Requirements — From the line containing "Serialize everything readable" through the last line of the entries below, repeat each line word for word and leave out the rest.
# Start of Raw data
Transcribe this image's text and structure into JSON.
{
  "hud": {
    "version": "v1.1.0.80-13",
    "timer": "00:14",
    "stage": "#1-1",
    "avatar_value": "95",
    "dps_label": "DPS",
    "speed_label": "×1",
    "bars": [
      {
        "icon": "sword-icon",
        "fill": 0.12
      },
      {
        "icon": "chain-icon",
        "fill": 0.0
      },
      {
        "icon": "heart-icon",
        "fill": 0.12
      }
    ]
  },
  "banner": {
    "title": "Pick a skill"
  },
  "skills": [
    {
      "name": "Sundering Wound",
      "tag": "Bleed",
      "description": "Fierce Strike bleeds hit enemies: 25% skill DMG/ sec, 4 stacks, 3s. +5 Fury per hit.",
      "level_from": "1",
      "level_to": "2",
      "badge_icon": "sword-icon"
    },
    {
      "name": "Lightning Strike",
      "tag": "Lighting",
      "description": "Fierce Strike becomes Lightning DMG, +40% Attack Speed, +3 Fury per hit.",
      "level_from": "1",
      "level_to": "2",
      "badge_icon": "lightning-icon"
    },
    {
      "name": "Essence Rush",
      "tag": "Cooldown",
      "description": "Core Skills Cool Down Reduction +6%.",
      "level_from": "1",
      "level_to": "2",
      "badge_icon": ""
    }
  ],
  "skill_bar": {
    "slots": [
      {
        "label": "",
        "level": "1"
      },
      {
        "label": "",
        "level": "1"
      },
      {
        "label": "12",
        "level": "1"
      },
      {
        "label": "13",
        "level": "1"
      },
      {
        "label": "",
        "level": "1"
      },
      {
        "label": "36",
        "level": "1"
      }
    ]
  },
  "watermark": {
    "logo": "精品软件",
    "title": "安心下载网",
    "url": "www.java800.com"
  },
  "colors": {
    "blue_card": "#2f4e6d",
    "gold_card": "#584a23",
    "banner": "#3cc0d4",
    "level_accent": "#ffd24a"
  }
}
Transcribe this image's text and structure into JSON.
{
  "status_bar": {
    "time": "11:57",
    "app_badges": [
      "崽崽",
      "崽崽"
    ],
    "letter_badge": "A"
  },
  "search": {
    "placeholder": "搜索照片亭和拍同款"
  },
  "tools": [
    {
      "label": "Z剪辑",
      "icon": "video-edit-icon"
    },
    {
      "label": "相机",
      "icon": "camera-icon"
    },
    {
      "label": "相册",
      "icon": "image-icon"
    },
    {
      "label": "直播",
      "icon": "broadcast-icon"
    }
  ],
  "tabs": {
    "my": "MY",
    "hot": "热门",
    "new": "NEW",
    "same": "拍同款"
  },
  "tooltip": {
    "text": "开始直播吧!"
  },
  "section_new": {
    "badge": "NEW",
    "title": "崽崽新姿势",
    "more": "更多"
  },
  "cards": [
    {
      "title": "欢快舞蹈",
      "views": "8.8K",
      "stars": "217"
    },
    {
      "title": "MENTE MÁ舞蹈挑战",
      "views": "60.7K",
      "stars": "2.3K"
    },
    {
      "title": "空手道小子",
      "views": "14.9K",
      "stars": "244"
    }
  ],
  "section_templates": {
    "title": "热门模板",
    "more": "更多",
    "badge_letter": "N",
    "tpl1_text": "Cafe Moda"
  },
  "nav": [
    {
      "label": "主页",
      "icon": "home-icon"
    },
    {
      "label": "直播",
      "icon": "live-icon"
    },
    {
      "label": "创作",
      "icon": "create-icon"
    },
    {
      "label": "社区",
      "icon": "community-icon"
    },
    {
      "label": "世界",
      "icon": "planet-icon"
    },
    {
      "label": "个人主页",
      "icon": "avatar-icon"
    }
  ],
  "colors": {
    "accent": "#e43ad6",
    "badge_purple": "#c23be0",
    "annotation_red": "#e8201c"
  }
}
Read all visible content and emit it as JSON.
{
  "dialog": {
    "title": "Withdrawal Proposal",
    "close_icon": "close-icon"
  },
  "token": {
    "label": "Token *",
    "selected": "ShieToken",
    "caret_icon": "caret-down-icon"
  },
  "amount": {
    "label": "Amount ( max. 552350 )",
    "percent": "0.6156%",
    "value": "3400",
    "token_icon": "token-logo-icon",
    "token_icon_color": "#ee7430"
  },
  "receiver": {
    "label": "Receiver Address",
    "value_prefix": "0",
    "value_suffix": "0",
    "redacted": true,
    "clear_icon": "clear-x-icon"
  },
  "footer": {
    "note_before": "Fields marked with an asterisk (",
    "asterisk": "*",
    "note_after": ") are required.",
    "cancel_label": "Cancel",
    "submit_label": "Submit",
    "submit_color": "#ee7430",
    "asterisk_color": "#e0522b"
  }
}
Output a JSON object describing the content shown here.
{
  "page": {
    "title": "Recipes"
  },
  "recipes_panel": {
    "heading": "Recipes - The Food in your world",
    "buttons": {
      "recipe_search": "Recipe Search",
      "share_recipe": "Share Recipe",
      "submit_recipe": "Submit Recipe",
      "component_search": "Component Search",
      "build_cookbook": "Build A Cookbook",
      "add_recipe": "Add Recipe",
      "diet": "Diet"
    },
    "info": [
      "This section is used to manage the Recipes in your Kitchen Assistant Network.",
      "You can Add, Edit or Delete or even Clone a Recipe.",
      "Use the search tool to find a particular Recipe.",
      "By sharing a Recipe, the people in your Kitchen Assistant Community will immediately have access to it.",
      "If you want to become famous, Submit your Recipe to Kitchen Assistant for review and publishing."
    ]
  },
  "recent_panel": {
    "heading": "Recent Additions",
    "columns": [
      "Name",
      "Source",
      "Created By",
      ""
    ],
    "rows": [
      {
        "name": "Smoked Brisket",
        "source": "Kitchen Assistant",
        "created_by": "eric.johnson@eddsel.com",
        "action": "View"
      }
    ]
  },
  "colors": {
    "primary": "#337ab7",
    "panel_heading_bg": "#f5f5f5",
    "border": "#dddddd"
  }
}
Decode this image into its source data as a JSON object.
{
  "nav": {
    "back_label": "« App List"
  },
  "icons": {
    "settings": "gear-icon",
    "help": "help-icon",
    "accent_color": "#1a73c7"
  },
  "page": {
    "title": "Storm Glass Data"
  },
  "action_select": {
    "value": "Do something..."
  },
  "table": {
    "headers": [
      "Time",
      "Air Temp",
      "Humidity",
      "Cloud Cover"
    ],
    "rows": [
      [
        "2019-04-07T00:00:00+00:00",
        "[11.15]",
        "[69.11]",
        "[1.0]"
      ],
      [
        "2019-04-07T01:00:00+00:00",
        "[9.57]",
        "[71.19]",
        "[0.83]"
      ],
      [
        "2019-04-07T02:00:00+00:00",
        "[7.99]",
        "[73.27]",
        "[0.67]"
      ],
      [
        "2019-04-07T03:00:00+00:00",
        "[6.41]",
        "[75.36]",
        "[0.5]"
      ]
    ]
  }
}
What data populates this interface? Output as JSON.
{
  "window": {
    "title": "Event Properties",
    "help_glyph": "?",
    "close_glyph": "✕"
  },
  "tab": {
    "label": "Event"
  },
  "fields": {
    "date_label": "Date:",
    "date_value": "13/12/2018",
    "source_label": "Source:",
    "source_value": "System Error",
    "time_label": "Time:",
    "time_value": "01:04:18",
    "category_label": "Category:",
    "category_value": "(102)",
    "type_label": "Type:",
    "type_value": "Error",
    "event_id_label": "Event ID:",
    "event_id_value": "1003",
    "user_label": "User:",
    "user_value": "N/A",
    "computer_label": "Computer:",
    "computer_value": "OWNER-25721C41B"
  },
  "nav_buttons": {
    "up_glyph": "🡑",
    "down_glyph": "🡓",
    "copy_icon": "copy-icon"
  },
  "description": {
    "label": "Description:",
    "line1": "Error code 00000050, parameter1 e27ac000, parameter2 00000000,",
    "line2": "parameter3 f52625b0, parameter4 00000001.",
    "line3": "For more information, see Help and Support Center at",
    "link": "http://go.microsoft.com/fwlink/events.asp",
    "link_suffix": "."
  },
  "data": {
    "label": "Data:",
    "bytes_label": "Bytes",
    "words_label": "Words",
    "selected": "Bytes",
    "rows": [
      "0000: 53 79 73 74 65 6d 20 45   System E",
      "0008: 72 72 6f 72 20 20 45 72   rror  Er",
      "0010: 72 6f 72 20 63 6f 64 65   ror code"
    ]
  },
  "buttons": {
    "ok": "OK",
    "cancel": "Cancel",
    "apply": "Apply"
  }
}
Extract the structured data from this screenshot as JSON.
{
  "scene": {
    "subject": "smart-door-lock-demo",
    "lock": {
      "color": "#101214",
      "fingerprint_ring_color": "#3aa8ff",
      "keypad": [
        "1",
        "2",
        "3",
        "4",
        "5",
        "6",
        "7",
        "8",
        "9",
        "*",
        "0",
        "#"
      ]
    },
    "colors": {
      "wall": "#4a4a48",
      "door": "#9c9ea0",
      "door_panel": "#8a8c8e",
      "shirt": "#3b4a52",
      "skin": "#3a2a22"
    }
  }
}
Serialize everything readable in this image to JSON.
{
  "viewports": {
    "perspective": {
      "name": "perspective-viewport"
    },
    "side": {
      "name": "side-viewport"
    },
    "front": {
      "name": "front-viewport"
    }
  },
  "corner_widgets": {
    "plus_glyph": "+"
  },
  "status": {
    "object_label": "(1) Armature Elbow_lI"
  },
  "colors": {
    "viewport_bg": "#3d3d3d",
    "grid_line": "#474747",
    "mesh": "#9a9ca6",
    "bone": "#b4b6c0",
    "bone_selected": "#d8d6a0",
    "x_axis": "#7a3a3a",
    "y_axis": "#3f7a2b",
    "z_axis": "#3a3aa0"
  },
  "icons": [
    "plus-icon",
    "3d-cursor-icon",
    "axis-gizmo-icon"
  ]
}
# End of Raw data
Result of the exercise —
Serialize everything readable in this image to JSON.
{
  "viewports": {
    "perspective": {
      "name": "perspective-viewport"
    },
    "side": {
      "name": "side-viewport"
    },
    "front": {
      "name": "front-viewport"
    }
  },
  "corner_widgets": {
    "plus_glyph": "+"
  },
  "status": {
    "object_label": "(1) Armature Elbow_lI"
  },
  "colors": {
    "viewport_bg": "#3d3d3d",
    "grid_line": "#474747",
    "mesh": "#9a9ca6",
    "bone": "#b4b6c0",
    "bone_selected": "#d8d6a0",
    "x_axis": "#7a3a3a",
    "y_axis": "#3f7a2b",
    "z_axis": "#3a3aa0"
  },
  "icons": [
    "plus-icon",
    "3d-cursor-icon",
    "axis-gizmo-icon"
  ]
}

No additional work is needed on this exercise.